### SUPPLIED RECORDS

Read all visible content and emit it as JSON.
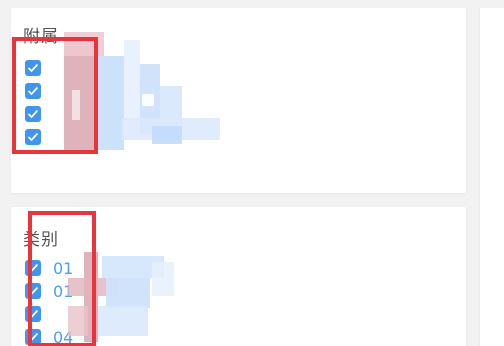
{
  "sections": {
    "attachment": {
      "title": "附属",
      "options": [
        {
          "label": "",
          "checked": true
        },
        {
          "label": "",
          "checked": true
        },
        {
          "label": "",
          "checked": true
        },
        {
          "label": "",
          "checked": true
        }
      ]
    },
    "category": {
      "title": "类别",
      "options": [
        {
          "label": "01",
          "checked": true
        },
        {
          "label": "01",
          "checked": true
        },
        {
          "label": "",
          "checked": true
        },
        {
          "label": "04",
          "checked": true
        }
      ]
    }
  },
  "colors": {
    "checkbox": "#4096ee",
    "label": "#4aa0f0",
    "annotation": "#e8343a",
    "background": "#f2f2f2"
  },
  "icons": {
    "checkmark": "check-icon"
  }
}
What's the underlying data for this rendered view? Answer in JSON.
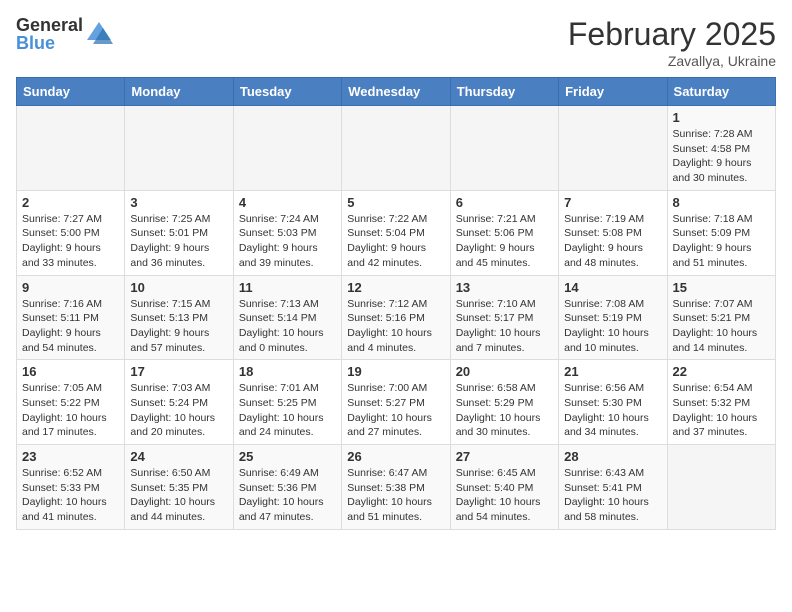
{
  "header": {
    "logo_general": "General",
    "logo_blue": "Blue",
    "month_title": "February 2025",
    "location": "Zavallya, Ukraine"
  },
  "days_of_week": [
    "Sunday",
    "Monday",
    "Tuesday",
    "Wednesday",
    "Thursday",
    "Friday",
    "Saturday"
  ],
  "weeks": [
    [
      {
        "day": "",
        "info": ""
      },
      {
        "day": "",
        "info": ""
      },
      {
        "day": "",
        "info": ""
      },
      {
        "day": "",
        "info": ""
      },
      {
        "day": "",
        "info": ""
      },
      {
        "day": "",
        "info": ""
      },
      {
        "day": "1",
        "info": "Sunrise: 7:28 AM\nSunset: 4:58 PM\nDaylight: 9 hours\nand 30 minutes."
      }
    ],
    [
      {
        "day": "2",
        "info": "Sunrise: 7:27 AM\nSunset: 5:00 PM\nDaylight: 9 hours\nand 33 minutes."
      },
      {
        "day": "3",
        "info": "Sunrise: 7:25 AM\nSunset: 5:01 PM\nDaylight: 9 hours\nand 36 minutes."
      },
      {
        "day": "4",
        "info": "Sunrise: 7:24 AM\nSunset: 5:03 PM\nDaylight: 9 hours\nand 39 minutes."
      },
      {
        "day": "5",
        "info": "Sunrise: 7:22 AM\nSunset: 5:04 PM\nDaylight: 9 hours\nand 42 minutes."
      },
      {
        "day": "6",
        "info": "Sunrise: 7:21 AM\nSunset: 5:06 PM\nDaylight: 9 hours\nand 45 minutes."
      },
      {
        "day": "7",
        "info": "Sunrise: 7:19 AM\nSunset: 5:08 PM\nDaylight: 9 hours\nand 48 minutes."
      },
      {
        "day": "8",
        "info": "Sunrise: 7:18 AM\nSunset: 5:09 PM\nDaylight: 9 hours\nand 51 minutes."
      }
    ],
    [
      {
        "day": "9",
        "info": "Sunrise: 7:16 AM\nSunset: 5:11 PM\nDaylight: 9 hours\nand 54 minutes."
      },
      {
        "day": "10",
        "info": "Sunrise: 7:15 AM\nSunset: 5:13 PM\nDaylight: 9 hours\nand 57 minutes."
      },
      {
        "day": "11",
        "info": "Sunrise: 7:13 AM\nSunset: 5:14 PM\nDaylight: 10 hours\nand 0 minutes."
      },
      {
        "day": "12",
        "info": "Sunrise: 7:12 AM\nSunset: 5:16 PM\nDaylight: 10 hours\nand 4 minutes."
      },
      {
        "day": "13",
        "info": "Sunrise: 7:10 AM\nSunset: 5:17 PM\nDaylight: 10 hours\nand 7 minutes."
      },
      {
        "day": "14",
        "info": "Sunrise: 7:08 AM\nSunset: 5:19 PM\nDaylight: 10 hours\nand 10 minutes."
      },
      {
        "day": "15",
        "info": "Sunrise: 7:07 AM\nSunset: 5:21 PM\nDaylight: 10 hours\nand 14 minutes."
      }
    ],
    [
      {
        "day": "16",
        "info": "Sunrise: 7:05 AM\nSunset: 5:22 PM\nDaylight: 10 hours\nand 17 minutes."
      },
      {
        "day": "17",
        "info": "Sunrise: 7:03 AM\nSunset: 5:24 PM\nDaylight: 10 hours\nand 20 minutes."
      },
      {
        "day": "18",
        "info": "Sunrise: 7:01 AM\nSunset: 5:25 PM\nDaylight: 10 hours\nand 24 minutes."
      },
      {
        "day": "19",
        "info": "Sunrise: 7:00 AM\nSunset: 5:27 PM\nDaylight: 10 hours\nand 27 minutes."
      },
      {
        "day": "20",
        "info": "Sunrise: 6:58 AM\nSunset: 5:29 PM\nDaylight: 10 hours\nand 30 minutes."
      },
      {
        "day": "21",
        "info": "Sunrise: 6:56 AM\nSunset: 5:30 PM\nDaylight: 10 hours\nand 34 minutes."
      },
      {
        "day": "22",
        "info": "Sunrise: 6:54 AM\nSunset: 5:32 PM\nDaylight: 10 hours\nand 37 minutes."
      }
    ],
    [
      {
        "day": "23",
        "info": "Sunrise: 6:52 AM\nSunset: 5:33 PM\nDaylight: 10 hours\nand 41 minutes."
      },
      {
        "day": "24",
        "info": "Sunrise: 6:50 AM\nSunset: 5:35 PM\nDaylight: 10 hours\nand 44 minutes."
      },
      {
        "day": "25",
        "info": "Sunrise: 6:49 AM\nSunset: 5:36 PM\nDaylight: 10 hours\nand 47 minutes."
      },
      {
        "day": "26",
        "info": "Sunrise: 6:47 AM\nSunset: 5:38 PM\nDaylight: 10 hours\nand 51 minutes."
      },
      {
        "day": "27",
        "info": "Sunrise: 6:45 AM\nSunset: 5:40 PM\nDaylight: 10 hours\nand 54 minutes."
      },
      {
        "day": "28",
        "info": "Sunrise: 6:43 AM\nSunset: 5:41 PM\nDaylight: 10 hours\nand 58 minutes."
      },
      {
        "day": "",
        "info": ""
      }
    ]
  ]
}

######

Transcribe the listing above verbatim. Omit the pictures.

WRITTEN SOLUTION:
Read all visible content and emit it as JSON.
{
  "sections": {
    "attachment": {
      "title": "附属",
      "options": [
        {
          "label": "",
          "checked": true
        },
        {
          "label": "",
          "checked": true
        },
        {
          "label": "",
          "checked": true
        },
        {
          "label": "",
          "checked": true
        }
      ]
    },
    "category": {
      "title": "类别",
      "options": [
        {
          "label": "01",
          "checked": true
        },
        {
          "label": "01",
          "checked": true
        },
        {
          "label": "",
          "checked": true
        },
        {
          "label": "04",
          "checked": true
        }
      ]
    }
  },
  "colors": {
    "checkbox": "#4096ee",
    "label": "#4aa0f0",
    "annotation": "#e8343a",
    "background": "#f2f2f2"
  },
  "icons": {
    "checkmark": "check-icon"
  }
}
What's the underlying data for this rendered view? Answer in JSON.
{
  "header": {
    "logo_general": "General",
    "logo_blue": "Blue",
    "month_title": "February 2025",
    "location": "Zavallya, Ukraine"
  },
  "days_of_week": [
    "Sunday",
    "Monday",
    "Tuesday",
    "Wednesday",
    "Thursday",
    "Friday",
    "Saturday"
  ],
  "weeks": [
    [
      {
        "day": "",
        "info": ""
      },
      {
        "day": "",
        "info": ""
      },
      {
        "day": "",
        "info": ""
      },
      {
        "day": "",
        "info": ""
      },
      {
        "day": "",
        "info": ""
      },
      {
        "day": "",
        "info": ""
      },
      {
        "day": "1",
        "info": "Sunrise: 7:28 AM\nSunset: 4:58 PM\nDaylight: 9 hours\nand 30 minutes."
      }
    ],
    [
      {
        "day": "2",
        "info": "Sunrise: 7:27 AM\nSunset: 5:00 PM\nDaylight: 9 hours\nand 33 minutes."
      },
      {
        "day": "3",
        "info": "Sunrise: 7:25 AM\nSunset: 5:01 PM\nDaylight: 9 hours\nand 36 minutes."
      },
      {
        "day": "4",
        "info": "Sunrise: 7:24 AM\nSunset: 5:03 PM\nDaylight: 9 hours\nand 39 minutes."
      },
      {
        "day": "5",
        "info": "Sunrise: 7:22 AM\nSunset: 5:04 PM\nDaylight: 9 hours\nand 42 minutes."
      },
      {
        "day": "6",
        "info": "Sunrise: 7:21 AM\nSunset: 5:06 PM\nDaylight: 9 hours\nand 45 minutes."
      },
      {
        "day": "7",
        "info": "Sunrise: 7:19 AM\nSunset: 5:08 PM\nDaylight: 9 hours\nand 48 minutes."
      },
      {
        "day": "8",
        "info": "Sunrise: 7:18 AM\nSunset: 5:09 PM\nDaylight: 9 hours\nand 51 minutes."
      }
    ],
    [
      {
        "day": "9",
        "info": "Sunrise: 7:16 AM\nSunset: 5:11 PM\nDaylight: 9 hours\nand 54 minutes."
      },
      {
        "day": "10",
        "info": "Sunrise: 7:15 AM\nSunset: 5:13 PM\nDaylight: 9 hours\nand 57 minutes."
      },
      {
        "day": "11",
        "info": "Sunrise: 7:13 AM\nSunset: 5:14 PM\nDaylight: 10 hours\nand 0 minutes."
      },
      {
        "day": "12",
        "info": "Sunrise: 7:12 AM\nSunset: 5:16 PM\nDaylight: 10 hours\nand 4 minutes."
      },
      {
        "day": "13",
        "info": "Sunrise: 7:10 AM\nSunset: 5:17 PM\nDaylight: 10 hours\nand 7 minutes."
      },
      {
        "day": "14",
        "info": "Sunrise: 7:08 AM\nSunset: 5:19 PM\nDaylight: 10 hours\nand 10 minutes."
      },
      {
        "day": "15",
        "info": "Sunrise: 7:07 AM\nSunset: 5:21 PM\nDaylight: 10 hours\nand 14 minutes."
      }
    ],
    [
      {
        "day": "16",
        "info": "Sunrise: 7:05 AM\nSunset: 5:22 PM\nDaylight: 10 hours\nand 17 minutes."
      },
      {
        "day": "17",
        "info": "Sunrise: 7:03 AM\nSunset: 5:24 PM\nDaylight: 10 hours\nand 20 minutes."
      },
      {
        "day": "18",
        "info": "Sunrise: 7:01 AM\nSunset: 5:25 PM\nDaylight: 10 hours\nand 24 minutes."
      },
      {
        "day": "19",
        "info": "Sunrise: 7:00 AM\nSunset: 5:27 PM\nDaylight: 10 hours\nand 27 minutes."
      },
      {
        "day": "20",
        "info": "Sunrise: 6:58 AM\nSunset: 5:29 PM\nDaylight: 10 hours\nand 30 minutes."
      },
      {
        "day": "21",
        "info": "Sunrise: 6:56 AM\nSunset: 5:30 PM\nDaylight: 10 hours\nand 34 minutes."
      },
      {
        "day": "22",
        "info": "Sunrise: 6:54 AM\nSunset: 5:32 PM\nDaylight: 10 hours\nand 37 minutes."
      }
    ],
    [
      {
        "day": "23",
        "info": "Sunrise: 6:52 AM\nSunset: 5:33 PM\nDaylight: 10 hours\nand 41 minutes."
      },
      {
        "day": "24",
        "info": "Sunrise: 6:50 AM\nSunset: 5:35 PM\nDaylight: 10 hours\nand 44 minutes."
      },
      {
        "day": "25",
        "info": "Sunrise: 6:49 AM\nSunset: 5:36 PM\nDaylight: 10 hours\nand 47 minutes."
      },
      {
        "day": "26",
        "info": "Sunrise: 6:47 AM\nSunset: 5:38 PM\nDaylight: 10 hours\nand 51 minutes."
      },
      {
        "day": "27",
        "info": "Sunrise: 6:45 AM\nSunset: 5:40 PM\nDaylight: 10 hours\nand 54 minutes."
      },
      {
        "day": "28",
        "info": "Sunrise: 6:43 AM\nSunset: 5:41 PM\nDaylight: 10 hours\nand 58 minutes."
      },
      {
        "day": "",
        "info": ""
      }
    ]
  ]
}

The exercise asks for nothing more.